Which lines below hold the word "JSON"? Report each one.

● Task inputs:
--------------------
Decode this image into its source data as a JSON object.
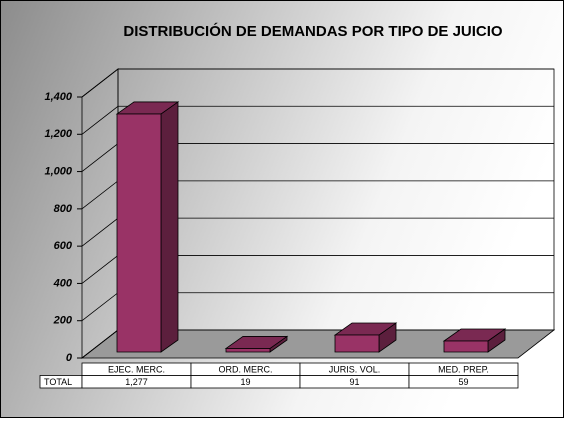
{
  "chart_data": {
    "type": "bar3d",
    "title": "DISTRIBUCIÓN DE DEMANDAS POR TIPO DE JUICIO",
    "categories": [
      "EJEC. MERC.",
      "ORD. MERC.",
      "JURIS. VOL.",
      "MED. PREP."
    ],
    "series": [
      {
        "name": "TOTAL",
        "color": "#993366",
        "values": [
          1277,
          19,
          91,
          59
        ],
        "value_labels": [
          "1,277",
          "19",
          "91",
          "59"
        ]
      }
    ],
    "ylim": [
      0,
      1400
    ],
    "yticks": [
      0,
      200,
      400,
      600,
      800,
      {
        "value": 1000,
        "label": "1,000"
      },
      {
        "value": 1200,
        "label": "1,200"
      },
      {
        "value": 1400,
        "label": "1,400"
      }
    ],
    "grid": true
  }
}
--------------------
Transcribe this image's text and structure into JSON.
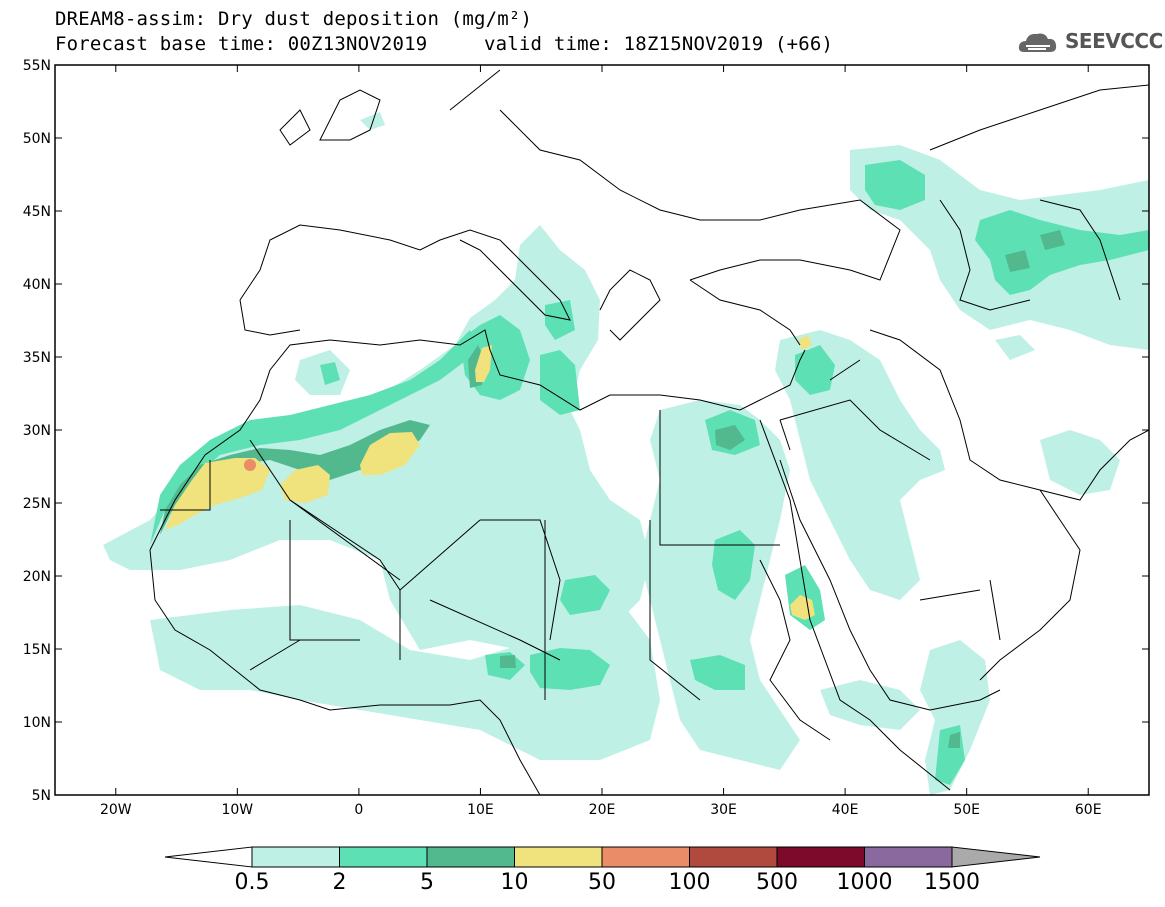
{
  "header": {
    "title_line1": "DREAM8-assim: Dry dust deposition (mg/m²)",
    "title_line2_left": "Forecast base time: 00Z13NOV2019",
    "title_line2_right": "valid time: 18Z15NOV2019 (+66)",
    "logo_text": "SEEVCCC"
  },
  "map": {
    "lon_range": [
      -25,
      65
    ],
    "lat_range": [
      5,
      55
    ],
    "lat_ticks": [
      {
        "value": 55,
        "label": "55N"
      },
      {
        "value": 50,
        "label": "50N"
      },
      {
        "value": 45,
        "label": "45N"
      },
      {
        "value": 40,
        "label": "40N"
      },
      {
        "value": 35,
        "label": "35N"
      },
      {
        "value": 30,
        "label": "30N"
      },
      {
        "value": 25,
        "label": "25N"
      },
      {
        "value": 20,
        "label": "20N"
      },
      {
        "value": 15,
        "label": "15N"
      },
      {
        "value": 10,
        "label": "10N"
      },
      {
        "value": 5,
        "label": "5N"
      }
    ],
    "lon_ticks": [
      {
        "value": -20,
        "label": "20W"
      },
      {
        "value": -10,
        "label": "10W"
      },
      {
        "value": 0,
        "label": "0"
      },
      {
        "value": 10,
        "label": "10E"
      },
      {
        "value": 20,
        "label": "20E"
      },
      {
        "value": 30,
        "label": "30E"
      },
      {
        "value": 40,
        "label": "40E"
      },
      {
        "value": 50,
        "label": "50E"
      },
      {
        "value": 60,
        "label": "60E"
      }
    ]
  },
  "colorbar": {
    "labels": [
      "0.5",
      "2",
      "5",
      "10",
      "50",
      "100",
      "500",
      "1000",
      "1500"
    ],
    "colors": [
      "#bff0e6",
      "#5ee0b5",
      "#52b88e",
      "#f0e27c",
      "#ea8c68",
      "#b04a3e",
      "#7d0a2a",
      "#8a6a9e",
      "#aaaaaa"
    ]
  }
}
--------------------
● Answer to the task:
Decode this image into its source data as a JSON object.
Transcribe this image's text and structure into JSON.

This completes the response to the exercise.